*Work order*. Using the data below, determine the number of lines that include the string "doen". Write only that number.

---- Extracted information

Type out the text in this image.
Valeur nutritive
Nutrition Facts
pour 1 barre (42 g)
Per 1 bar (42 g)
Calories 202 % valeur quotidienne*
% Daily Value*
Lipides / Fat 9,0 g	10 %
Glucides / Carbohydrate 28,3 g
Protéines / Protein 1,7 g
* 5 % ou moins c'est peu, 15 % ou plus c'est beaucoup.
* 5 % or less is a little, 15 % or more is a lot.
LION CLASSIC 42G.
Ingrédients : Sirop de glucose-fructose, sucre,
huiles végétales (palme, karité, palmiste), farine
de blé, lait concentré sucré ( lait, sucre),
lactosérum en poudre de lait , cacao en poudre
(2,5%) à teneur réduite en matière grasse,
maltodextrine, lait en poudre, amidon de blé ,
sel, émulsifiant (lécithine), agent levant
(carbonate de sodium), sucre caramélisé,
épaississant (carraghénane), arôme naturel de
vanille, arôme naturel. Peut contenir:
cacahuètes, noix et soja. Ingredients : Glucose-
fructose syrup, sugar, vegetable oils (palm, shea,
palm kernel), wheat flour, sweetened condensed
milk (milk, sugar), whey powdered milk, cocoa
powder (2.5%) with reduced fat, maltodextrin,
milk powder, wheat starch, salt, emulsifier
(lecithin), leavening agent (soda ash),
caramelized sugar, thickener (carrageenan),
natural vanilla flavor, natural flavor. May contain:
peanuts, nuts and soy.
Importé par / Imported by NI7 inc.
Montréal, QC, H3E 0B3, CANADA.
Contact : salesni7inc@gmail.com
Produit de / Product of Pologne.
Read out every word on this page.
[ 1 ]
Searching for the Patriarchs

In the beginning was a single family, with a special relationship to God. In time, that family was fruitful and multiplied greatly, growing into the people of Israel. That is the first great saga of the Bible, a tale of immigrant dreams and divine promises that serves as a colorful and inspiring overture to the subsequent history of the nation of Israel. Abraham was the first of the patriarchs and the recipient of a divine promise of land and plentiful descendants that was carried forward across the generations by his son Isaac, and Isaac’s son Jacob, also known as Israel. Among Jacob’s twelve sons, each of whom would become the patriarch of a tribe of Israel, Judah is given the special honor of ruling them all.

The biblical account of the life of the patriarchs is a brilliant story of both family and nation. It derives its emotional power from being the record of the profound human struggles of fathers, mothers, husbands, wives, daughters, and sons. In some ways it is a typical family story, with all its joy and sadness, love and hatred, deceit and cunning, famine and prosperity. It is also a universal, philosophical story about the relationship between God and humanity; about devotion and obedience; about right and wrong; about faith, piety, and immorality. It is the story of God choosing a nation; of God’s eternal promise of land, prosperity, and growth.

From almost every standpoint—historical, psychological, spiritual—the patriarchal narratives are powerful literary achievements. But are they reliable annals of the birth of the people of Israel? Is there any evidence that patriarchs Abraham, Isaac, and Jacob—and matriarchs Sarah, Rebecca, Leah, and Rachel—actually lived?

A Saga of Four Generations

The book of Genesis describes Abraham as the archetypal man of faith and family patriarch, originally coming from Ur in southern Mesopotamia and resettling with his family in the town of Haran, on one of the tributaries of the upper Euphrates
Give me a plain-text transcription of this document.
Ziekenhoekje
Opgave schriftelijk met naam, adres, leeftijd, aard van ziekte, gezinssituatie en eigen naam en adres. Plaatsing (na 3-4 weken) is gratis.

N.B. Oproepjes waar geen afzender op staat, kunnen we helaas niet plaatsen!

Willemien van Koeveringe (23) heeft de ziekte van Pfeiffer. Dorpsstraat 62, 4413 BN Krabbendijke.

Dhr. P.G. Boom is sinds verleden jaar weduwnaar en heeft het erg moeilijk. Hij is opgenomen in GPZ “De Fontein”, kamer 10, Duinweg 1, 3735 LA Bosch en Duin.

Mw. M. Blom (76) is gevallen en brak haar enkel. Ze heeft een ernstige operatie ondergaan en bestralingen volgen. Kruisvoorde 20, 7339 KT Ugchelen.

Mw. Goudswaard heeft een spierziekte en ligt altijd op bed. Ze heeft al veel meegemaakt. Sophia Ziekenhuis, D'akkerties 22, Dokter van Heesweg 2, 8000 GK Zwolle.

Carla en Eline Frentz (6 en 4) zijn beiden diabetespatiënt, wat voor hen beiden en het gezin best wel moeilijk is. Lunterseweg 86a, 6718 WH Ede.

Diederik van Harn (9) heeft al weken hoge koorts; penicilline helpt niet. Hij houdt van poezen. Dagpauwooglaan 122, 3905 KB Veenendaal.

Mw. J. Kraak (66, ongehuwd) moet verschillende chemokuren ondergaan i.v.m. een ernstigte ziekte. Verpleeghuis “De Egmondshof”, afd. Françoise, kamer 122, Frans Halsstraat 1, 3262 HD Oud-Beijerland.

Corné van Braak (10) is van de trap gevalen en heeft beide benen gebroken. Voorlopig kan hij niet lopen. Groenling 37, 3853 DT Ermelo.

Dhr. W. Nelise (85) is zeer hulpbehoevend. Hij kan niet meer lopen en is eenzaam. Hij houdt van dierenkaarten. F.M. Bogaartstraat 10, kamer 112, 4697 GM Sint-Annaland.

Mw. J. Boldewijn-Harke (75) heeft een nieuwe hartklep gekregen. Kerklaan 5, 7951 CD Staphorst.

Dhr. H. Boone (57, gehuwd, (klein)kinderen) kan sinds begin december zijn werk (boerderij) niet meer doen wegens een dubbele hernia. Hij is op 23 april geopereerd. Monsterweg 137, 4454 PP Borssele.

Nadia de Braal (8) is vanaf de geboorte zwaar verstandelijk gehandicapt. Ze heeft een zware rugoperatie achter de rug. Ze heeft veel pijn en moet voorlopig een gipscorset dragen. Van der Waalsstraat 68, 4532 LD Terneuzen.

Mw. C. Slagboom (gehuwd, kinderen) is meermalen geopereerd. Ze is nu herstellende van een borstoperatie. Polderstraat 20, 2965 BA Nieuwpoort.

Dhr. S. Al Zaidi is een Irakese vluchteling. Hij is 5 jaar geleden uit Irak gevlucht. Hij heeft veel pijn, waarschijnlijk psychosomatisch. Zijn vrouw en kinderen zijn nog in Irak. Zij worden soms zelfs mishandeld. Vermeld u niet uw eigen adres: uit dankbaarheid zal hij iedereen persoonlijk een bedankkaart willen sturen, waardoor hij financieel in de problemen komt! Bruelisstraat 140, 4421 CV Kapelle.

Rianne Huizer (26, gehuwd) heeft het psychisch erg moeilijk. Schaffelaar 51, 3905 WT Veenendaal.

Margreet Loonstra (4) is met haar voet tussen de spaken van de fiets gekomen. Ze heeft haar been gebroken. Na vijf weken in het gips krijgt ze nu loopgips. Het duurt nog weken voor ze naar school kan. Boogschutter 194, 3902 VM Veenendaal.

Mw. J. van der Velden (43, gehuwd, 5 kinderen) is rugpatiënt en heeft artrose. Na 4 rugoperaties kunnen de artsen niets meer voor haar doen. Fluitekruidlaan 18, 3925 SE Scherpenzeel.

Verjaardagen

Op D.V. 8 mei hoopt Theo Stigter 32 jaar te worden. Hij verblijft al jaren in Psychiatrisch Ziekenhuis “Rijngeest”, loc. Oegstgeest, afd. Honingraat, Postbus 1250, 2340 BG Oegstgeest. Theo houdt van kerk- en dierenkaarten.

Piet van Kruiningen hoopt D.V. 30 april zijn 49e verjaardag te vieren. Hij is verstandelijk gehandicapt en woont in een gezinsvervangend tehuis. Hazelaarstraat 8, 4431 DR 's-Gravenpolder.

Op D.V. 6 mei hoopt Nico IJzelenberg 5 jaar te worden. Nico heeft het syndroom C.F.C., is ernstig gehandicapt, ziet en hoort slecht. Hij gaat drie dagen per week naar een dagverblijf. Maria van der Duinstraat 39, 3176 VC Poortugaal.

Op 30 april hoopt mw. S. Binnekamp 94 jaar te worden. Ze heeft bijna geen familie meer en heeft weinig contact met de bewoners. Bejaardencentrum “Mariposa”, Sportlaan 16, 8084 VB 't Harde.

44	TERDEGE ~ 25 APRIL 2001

--------

*Solution to the problem*. 2